## Start Data supplied

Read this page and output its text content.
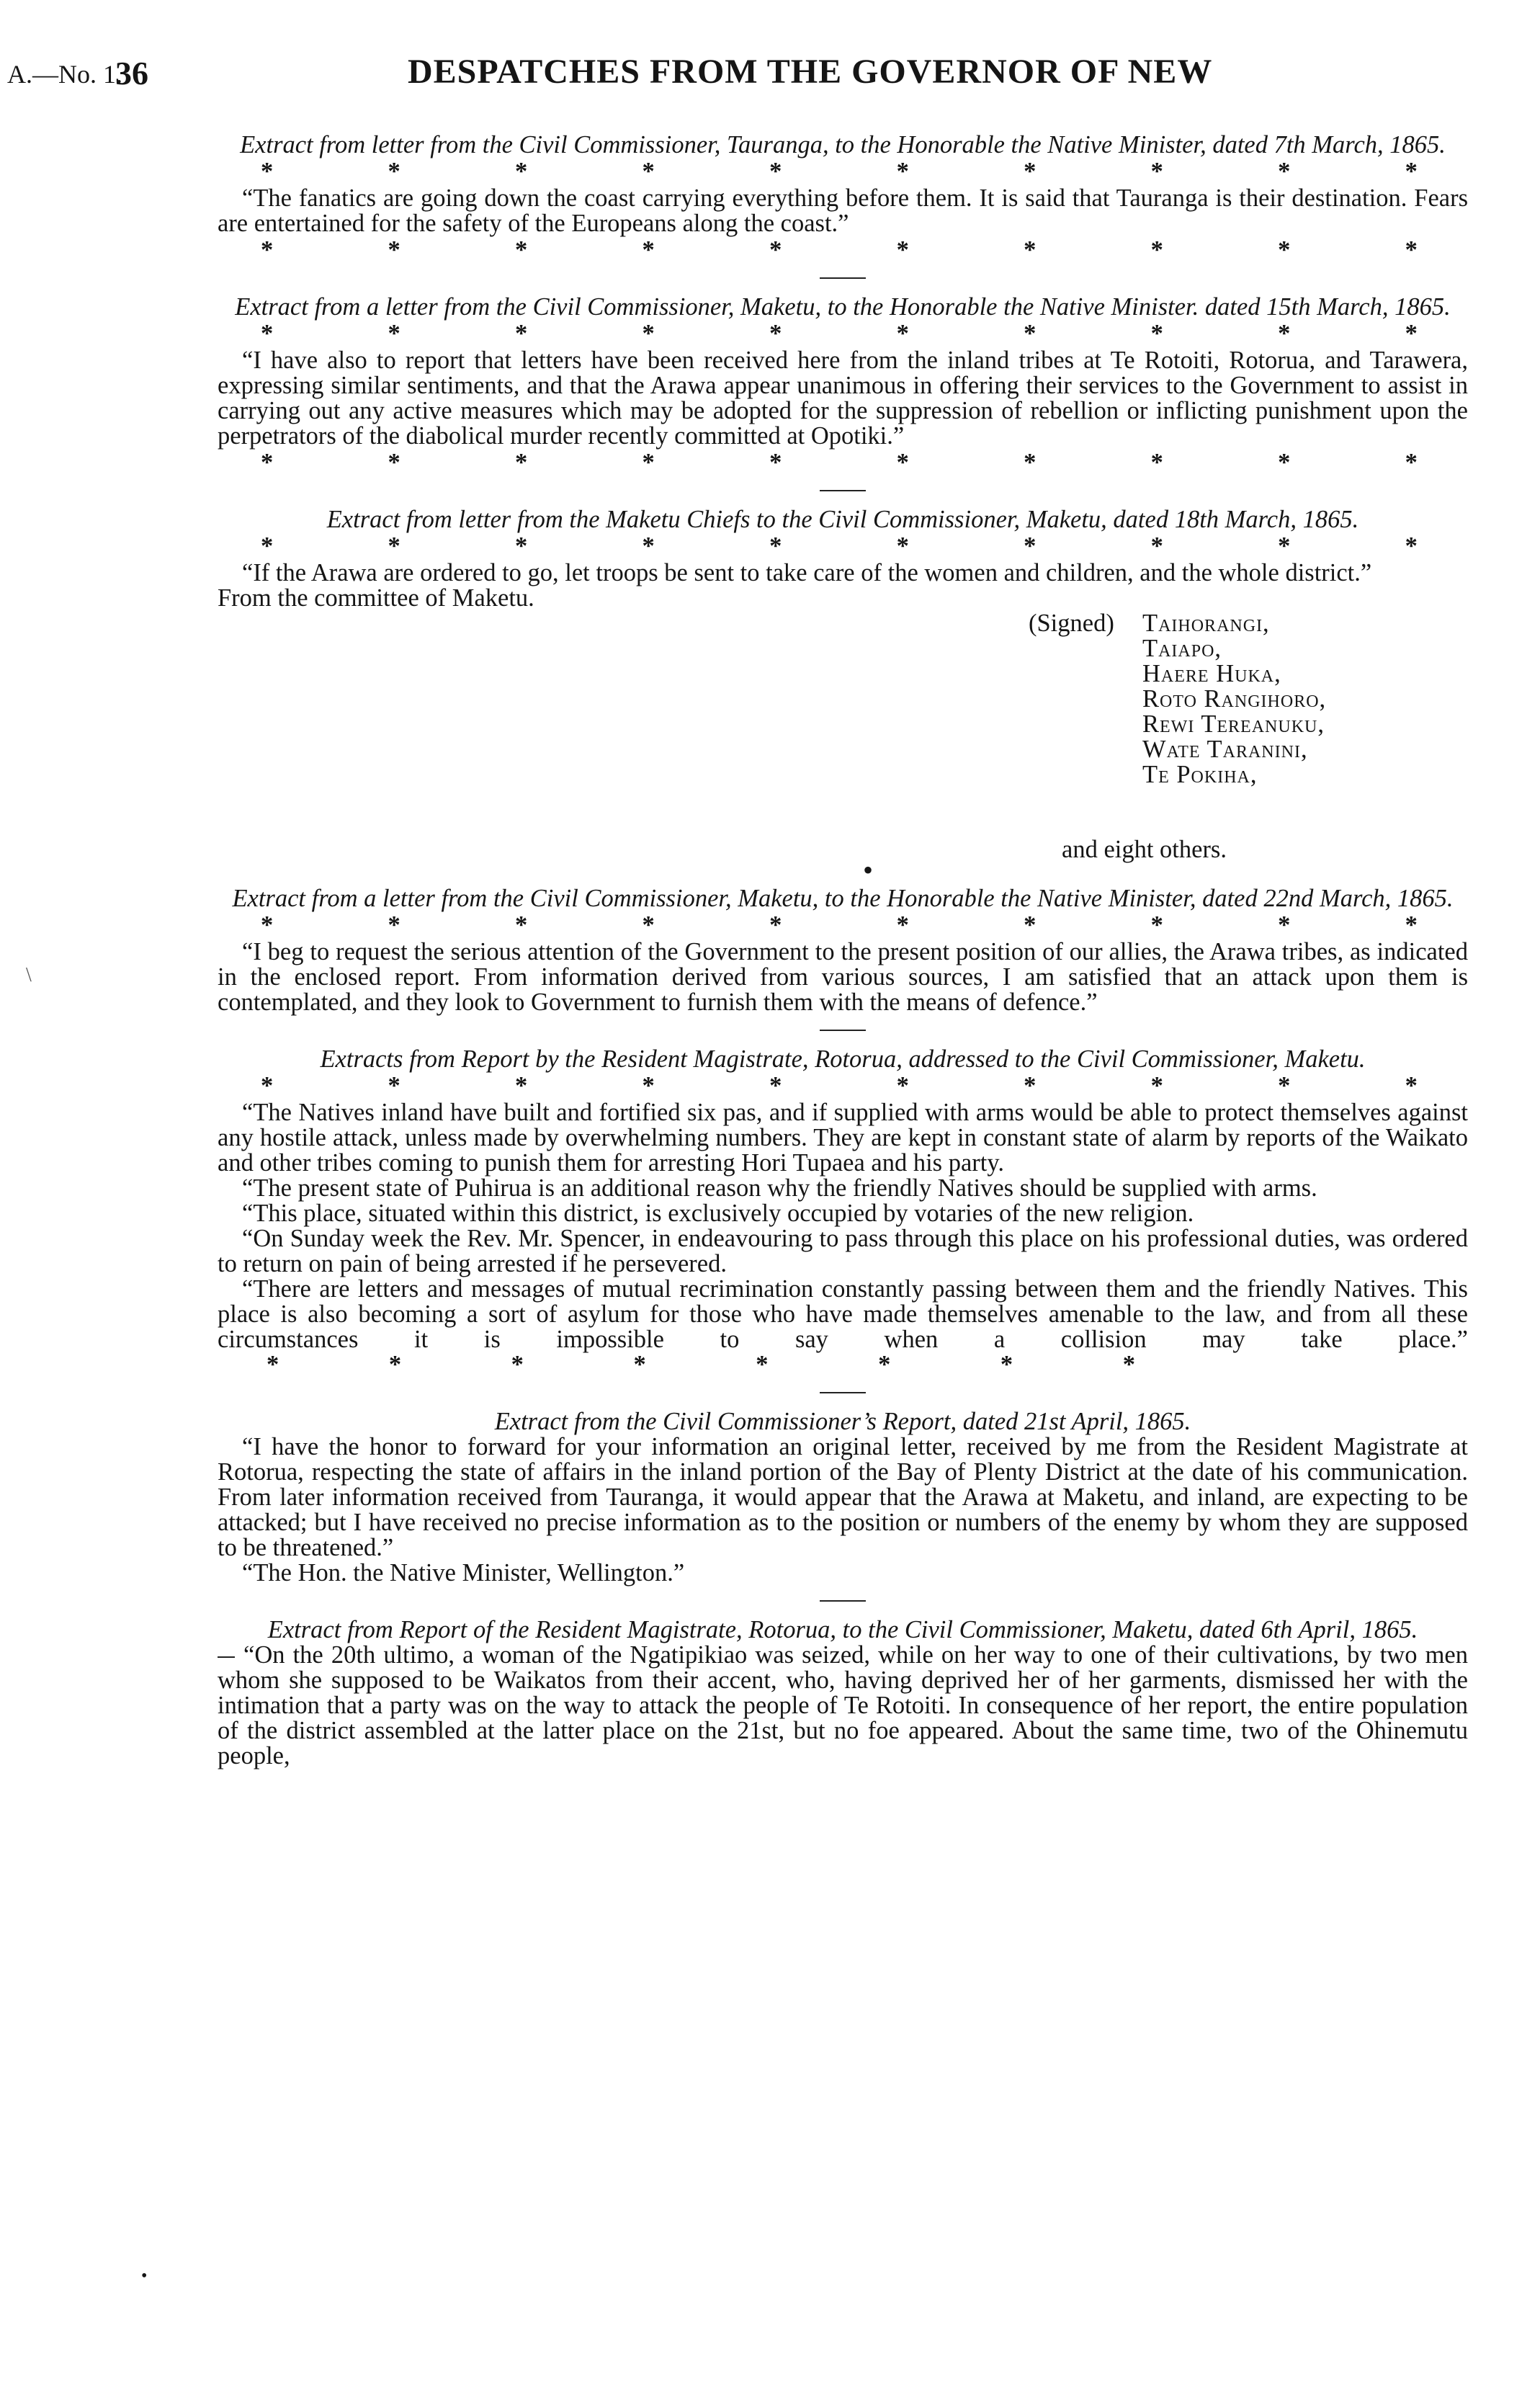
A.—No. 1.
36	DESPATCHES FROM THE GOVERNOR OF NEW
Extract from letter from the Civil Commissioner, Tauranga, to the Honorable the Native Minister, dated 7th March, 1865.
*	*	*	*	*	*	*	*	*	*

“The fanatics are going down the coast carrying everything before them. It is said that Tauranga is their destination. Fears are entertained for the safety of the Europeans along the coast.”

*	*	*	*	*	*	*	*	*	*
Extract from a letter from the Civil Commissioner, Maketu, to the Honorable the Native Minister. dated 15th March, 1865.
*	*	*	*	*	*	*	*	*	*

“I have also to report that letters have been received here from the inland tribes at Te Rotoiti, Rotorua, and Tarawera, expressing similar sentiments, and that the Arawa appear unanimous in offering their services to the Government to assist in carrying out any active measures which may be adopted for the suppression of rebellion or inflicting punishment upon the perpetrators of the diabolical murder recently committed at Opotiki.”

*	*	*	*	*	*	*	*	*	*
Extract from letter from the Maketu Chiefs to the Civil Commissioner, Maketu, dated 18th March, 1865.
*	*	*	*	*	*	*	*	*	*

“If the Arawa are ordered to go, let troops be sent to take care of the women and children, and the whole district.”

From the committee of Maketu.

(Signed) Taihorangi,
Taiapo,
Haere Huka,
Roto Rangihoro,
Rewi Tereanuku,
Wate Taranini,
Te Pokiha,
and eight others.
Extract from a letter from the Civil Commissioner, Maketu, to the Honorable the Native Minister, dated 22nd March, 1865.
*	*	*	*	*	*	*	*	*	*

“I beg to request the serious attention of the Government to the present position of our allies, the Arawa tribes, as indicated in the enclosed report. From information derived from various sources, I am satisfied that an attack upon them is contemplated, and they look to Government to furnish them with the means of defence.”

Extracts from Report by the Resident Magistrate, Rotorua, addressed to the Civil Commissioner, Maketu.
*	*	*	*	*	*	*	*	*	*

“The Natives inland have built and fortified six pas, and if supplied with arms would be able to protect themselves against any hostile attack, unless made by overwhelming numbers. They are kept in constant state of alarm by reports of the Waikato and other tribes coming to punish them for arresting Hori Tupaea and his party.

“The present state of Puhirua is an additional reason why the friendly Natives should be supplied with arms.

“This place, situated within this district, is exclusively occupied by votaries of the new religion.

“On Sunday week the Rev. Mr. Spencer, in endeavouring to pass through this place on his professional duties, was ordered to return on pain of being arrested if he persevered.

“There are letters and messages of mutual recrimination constantly passing between them and the friendly Natives. This place is also becoming a sort of asylum for those who have made themselves amenable to the law, and from all these circumstances it is impossible to say when a collision may take place.”
*	*	*	*	*	*	*	*

Extract from the Civil Commissioner’s Report, dated 21st April, 1865.

“I have the honor to forward for your information an original letter, received by me from the Resident Magistrate at Rotorua, respecting the state of affairs in the inland portion of the Bay of Plenty District at the date of his communication. From later information received from Tauranga, it would appear that the Arawa at Maketu, and inland, are expecting to be attacked; but I have received no precise information as to the position or numbers of the enemy by whom they are supposed to be threatened.”

“The Hon. the Native Minister, Wellington.”

Extract from Report of the Resident Magistrate, Rotorua, to the Civil Commissioner, Maketu, dated 6th April, 1865.

“On the 20th ultimo, a woman of the Ngatipikiao was seized, while on her way to one of their cultivations, by two men whom she supposed to be Waikatos from their accent, who, having deprived her of her garments, dismissed her with the intimation that a party was on the way to attack the people of Te Rotoiti. In consequence of her report, the entire population of the district assembled at the latter place on the 21st, but no foe appeared. About the same time, two of the Ohinemutu people,

•
\
•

## End Data supplied

[What you need to do]
Locate the word "dated" in the entries, and copy every line where it is found.

[Solved exercise]
Extract from letter from the Civil Commissioner, Tauranga, to the Honorable the Native Minister, dated 7th March, 1865.
Extract from a letter from the Civil Commissioner, Maketu, to the Honorable the Native Minister. dated 15th March, 1865.
Extract from letter from the Maketu Chiefs to the Civil Commissioner, Maketu, dated 18th March, 1865.
Extract from a letter from the Civil Commissioner, Maketu, to the Honorable the Native Minister, dated 22nd March, 1865.
Extract from the Civil Commissioner’s Report, dated 21st April, 1865.
Extract from Report of the Resident Magistrate, Rotorua, to the Civil Commissioner, Maketu, dated 6th April, 1865.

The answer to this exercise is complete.